Material >>
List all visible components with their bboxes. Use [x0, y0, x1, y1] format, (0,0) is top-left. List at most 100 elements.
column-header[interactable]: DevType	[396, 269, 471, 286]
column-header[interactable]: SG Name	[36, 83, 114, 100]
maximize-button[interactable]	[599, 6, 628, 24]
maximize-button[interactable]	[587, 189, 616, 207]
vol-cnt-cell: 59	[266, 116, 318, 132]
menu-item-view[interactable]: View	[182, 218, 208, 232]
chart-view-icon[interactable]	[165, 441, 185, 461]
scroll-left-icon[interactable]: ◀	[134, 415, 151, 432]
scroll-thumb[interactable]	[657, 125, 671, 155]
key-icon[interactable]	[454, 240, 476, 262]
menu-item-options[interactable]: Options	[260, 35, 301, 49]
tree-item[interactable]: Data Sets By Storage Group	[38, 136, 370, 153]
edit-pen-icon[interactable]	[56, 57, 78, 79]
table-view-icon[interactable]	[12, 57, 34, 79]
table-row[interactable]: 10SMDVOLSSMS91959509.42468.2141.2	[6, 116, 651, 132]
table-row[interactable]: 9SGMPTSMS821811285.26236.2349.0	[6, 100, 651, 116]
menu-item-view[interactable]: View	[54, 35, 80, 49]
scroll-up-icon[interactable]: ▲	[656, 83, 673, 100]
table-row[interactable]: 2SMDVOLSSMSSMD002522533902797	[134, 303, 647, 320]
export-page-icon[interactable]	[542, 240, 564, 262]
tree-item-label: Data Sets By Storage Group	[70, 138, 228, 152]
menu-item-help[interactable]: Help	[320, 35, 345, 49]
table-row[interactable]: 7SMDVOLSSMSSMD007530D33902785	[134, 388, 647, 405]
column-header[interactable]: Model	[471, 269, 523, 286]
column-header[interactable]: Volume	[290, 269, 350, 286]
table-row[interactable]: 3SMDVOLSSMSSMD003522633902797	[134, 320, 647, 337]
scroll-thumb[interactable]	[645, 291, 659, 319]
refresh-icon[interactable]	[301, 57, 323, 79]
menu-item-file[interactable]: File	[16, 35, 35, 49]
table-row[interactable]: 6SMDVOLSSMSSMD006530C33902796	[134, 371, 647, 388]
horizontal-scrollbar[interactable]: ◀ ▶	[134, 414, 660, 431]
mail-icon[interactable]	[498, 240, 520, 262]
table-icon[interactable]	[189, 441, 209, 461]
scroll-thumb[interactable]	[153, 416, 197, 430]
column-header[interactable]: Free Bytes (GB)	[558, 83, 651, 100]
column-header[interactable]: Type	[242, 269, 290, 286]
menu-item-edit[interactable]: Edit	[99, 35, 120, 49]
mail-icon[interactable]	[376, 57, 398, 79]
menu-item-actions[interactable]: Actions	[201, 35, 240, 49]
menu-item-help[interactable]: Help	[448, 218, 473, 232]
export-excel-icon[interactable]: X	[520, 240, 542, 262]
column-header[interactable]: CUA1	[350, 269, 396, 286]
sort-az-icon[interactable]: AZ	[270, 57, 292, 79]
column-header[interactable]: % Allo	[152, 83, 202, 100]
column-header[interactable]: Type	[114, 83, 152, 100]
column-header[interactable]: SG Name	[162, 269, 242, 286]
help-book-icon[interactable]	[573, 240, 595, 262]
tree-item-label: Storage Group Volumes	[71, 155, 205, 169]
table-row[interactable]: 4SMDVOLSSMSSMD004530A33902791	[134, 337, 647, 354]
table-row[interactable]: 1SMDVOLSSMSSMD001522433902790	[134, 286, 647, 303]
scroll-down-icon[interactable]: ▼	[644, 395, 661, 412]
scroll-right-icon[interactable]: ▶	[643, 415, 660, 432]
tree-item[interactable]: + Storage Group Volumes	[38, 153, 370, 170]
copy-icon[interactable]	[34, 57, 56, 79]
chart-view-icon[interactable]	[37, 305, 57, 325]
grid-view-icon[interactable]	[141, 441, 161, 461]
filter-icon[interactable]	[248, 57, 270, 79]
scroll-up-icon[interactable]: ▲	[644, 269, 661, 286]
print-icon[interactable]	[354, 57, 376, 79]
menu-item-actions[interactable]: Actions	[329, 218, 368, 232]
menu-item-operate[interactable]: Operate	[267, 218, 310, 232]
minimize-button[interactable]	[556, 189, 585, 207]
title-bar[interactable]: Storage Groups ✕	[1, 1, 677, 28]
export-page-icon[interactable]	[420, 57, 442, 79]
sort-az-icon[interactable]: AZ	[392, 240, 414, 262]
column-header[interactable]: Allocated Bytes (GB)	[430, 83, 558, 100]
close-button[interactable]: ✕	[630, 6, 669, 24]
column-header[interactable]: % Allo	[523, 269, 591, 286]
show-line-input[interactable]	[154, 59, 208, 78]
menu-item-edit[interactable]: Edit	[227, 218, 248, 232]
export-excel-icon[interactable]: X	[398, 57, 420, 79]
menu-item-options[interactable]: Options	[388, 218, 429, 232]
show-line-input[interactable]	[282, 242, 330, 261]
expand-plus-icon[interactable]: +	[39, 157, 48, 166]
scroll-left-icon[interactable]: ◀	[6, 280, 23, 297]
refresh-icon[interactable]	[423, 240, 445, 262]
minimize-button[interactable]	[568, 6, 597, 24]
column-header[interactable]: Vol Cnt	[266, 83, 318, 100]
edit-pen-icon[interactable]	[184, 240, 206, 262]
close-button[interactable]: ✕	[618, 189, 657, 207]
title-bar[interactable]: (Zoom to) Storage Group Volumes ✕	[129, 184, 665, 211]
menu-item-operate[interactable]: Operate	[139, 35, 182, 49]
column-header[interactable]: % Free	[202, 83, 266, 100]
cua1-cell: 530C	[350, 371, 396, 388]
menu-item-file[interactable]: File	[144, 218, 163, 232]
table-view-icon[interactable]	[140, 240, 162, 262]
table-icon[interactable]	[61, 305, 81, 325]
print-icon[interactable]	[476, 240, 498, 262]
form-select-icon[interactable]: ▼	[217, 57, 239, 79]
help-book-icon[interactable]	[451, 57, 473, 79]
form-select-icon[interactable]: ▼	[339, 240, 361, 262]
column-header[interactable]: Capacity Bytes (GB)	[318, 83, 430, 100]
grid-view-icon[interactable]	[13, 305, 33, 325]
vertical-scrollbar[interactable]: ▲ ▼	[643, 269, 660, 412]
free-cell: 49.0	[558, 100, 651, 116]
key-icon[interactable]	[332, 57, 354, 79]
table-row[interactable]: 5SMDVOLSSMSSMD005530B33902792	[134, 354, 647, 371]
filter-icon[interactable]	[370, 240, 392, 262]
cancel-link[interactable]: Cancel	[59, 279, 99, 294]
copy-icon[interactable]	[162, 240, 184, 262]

Set task >> Transcribe the records verbatim, beginning at their first line and ending after the line that contains "441, 209, 461]", with both of those lines included.

Reply to the exercise >>
List all visible components with their bboxes. Use [x0, y0, x1, y1] format, (0,0) is top-left. List at most 100 elements.
column-header[interactable]: DevType	[396, 269, 471, 286]
column-header[interactable]: SG Name	[36, 83, 114, 100]
maximize-button[interactable]	[599, 6, 628, 24]
maximize-button[interactable]	[587, 189, 616, 207]
vol-cnt-cell: 59	[266, 116, 318, 132]
menu-item-view[interactable]: View	[182, 218, 208, 232]
chart-view-icon[interactable]	[165, 441, 185, 461]
scroll-left-icon[interactable]: ◀	[134, 415, 151, 432]
scroll-thumb[interactable]	[657, 125, 671, 155]
key-icon[interactable]	[454, 240, 476, 262]
menu-item-options[interactable]: Options	[260, 35, 301, 49]
tree-item[interactable]: Data Sets By Storage Group	[38, 136, 370, 153]
edit-pen-icon[interactable]	[56, 57, 78, 79]
table-view-icon[interactable]	[12, 57, 34, 79]
table-row[interactable]: 10SMDVOLSSMS91959509.42468.2141.2	[6, 116, 651, 132]
table-row[interactable]: 9SGMPTSMS821811285.26236.2349.0	[6, 100, 651, 116]
menu-item-view[interactable]: View	[54, 35, 80, 49]
scroll-up-icon[interactable]: ▲	[656, 83, 673, 100]
table-row[interactable]: 2SMDVOLSSMSSMD002522533902797	[134, 303, 647, 320]
export-page-icon[interactable]	[542, 240, 564, 262]
tree-item-label: Data Sets By Storage Group	[70, 138, 228, 152]
menu-item-help[interactable]: Help	[320, 35, 345, 49]
table-row[interactable]: 7SMDVOLSSMSSMD007530D33902785	[134, 388, 647, 405]
column-header[interactable]: Model	[471, 269, 523, 286]
column-header[interactable]: Volume	[290, 269, 350, 286]
table-row[interactable]: 3SMDVOLSSMSSMD003522633902797	[134, 320, 647, 337]
scroll-thumb[interactable]	[645, 291, 659, 319]
refresh-icon[interactable]	[301, 57, 323, 79]
menu-item-file[interactable]: File	[16, 35, 35, 49]
table-row[interactable]: 6SMDVOLSSMSSMD006530C33902796	[134, 371, 647, 388]
horizontal-scrollbar[interactable]: ◀ ▶	[134, 414, 660, 431]
mail-icon[interactable]	[498, 240, 520, 262]
table-icon[interactable]	[189, 441, 209, 461]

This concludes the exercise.